▶ **Written task**
The answer should be a single number: how many lines of the entries below hold the word "color".

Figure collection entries
++++

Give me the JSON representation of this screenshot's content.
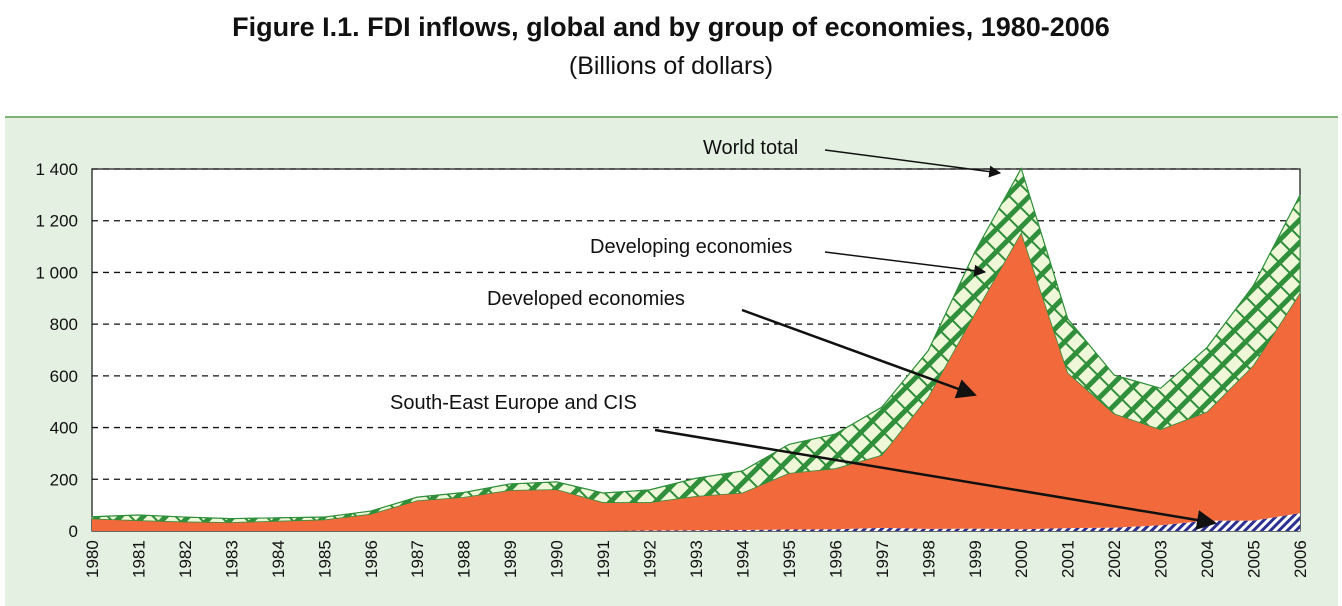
{
  "title": "Figure I.1. FDI inflows, global and by group of economies, 1980-2006",
  "subtitle": "(Billions of dollars)",
  "chart_data": {
    "type": "area",
    "stacked": true,
    "x": [
      1980,
      1981,
      1982,
      1983,
      1984,
      1985,
      1986,
      1987,
      1988,
      1989,
      1990,
      1991,
      1992,
      1993,
      1994,
      1995,
      1996,
      1997,
      1998,
      1999,
      2000,
      2001,
      2002,
      2003,
      2004,
      2005,
      2006
    ],
    "x_tick_labels": [
      "1980",
      "1981",
      "1982",
      "1983",
      "1984",
      "1985",
      "1986",
      "1987",
      "1988",
      "1989",
      "1990",
      "1991",
      "1992",
      "1993",
      "1994",
      "1995",
      "1996",
      "1997",
      "1998",
      "1999",
      "2000",
      "2001",
      "2002",
      "2003",
      "2004",
      "2005",
      "2006"
    ],
    "y_tick_labels": [
      "0",
      "200",
      "400",
      "600",
      "800",
      "1 000",
      "1 200",
      "1 400"
    ],
    "y_ticks": [
      0,
      200,
      400,
      600,
      800,
      1000,
      1200,
      1400
    ],
    "ylim": [
      0,
      1400
    ],
    "grid": "horizontal dashed",
    "series": [
      {
        "name": "South-East Europe and CIS",
        "color": "#2b2f8f",
        "pattern": "diagonal-hatch",
        "values": [
          0,
          0,
          0,
          0,
          0,
          0,
          0,
          0,
          0,
          0,
          0,
          0,
          2,
          3,
          4,
          6,
          7,
          12,
          8,
          9,
          7,
          11,
          13,
          22,
          40,
          40,
          69
        ]
      },
      {
        "name": "Developed economies",
        "color": "#f26a3c",
        "pattern": "solid",
        "values": [
          47,
          40,
          35,
          33,
          38,
          43,
          65,
          117,
          130,
          157,
          160,
          110,
          108,
          131,
          143,
          217,
          234,
          281,
          510,
          830,
          1145,
          600,
          440,
          370,
          420,
          600,
          850
        ]
      },
      {
        "name": "Developing economies",
        "color": "#2f8f3a",
        "pattern": "green-hatch",
        "values": [
          8,
          22,
          19,
          15,
          13,
          11,
          12,
          14,
          19,
          25,
          30,
          37,
          49,
          70,
          85,
          112,
          134,
          186,
          180,
          240,
          250,
          210,
          150,
          160,
          250,
          310,
          380
        ]
      }
    ],
    "total": {
      "name": "World total",
      "values": [
        55,
        62,
        54,
        48,
        51,
        54,
        77,
        131,
        149,
        182,
        190,
        147,
        159,
        204,
        232,
        335,
        375,
        479,
        698,
        1079,
        1402,
        821,
        603,
        552,
        710,
        950,
        1299
      ]
    },
    "annotations": [
      "World total",
      "Developing economies",
      "Developed economies",
      "South-East Europe and CIS"
    ]
  }
}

++++

▶ **The response**
3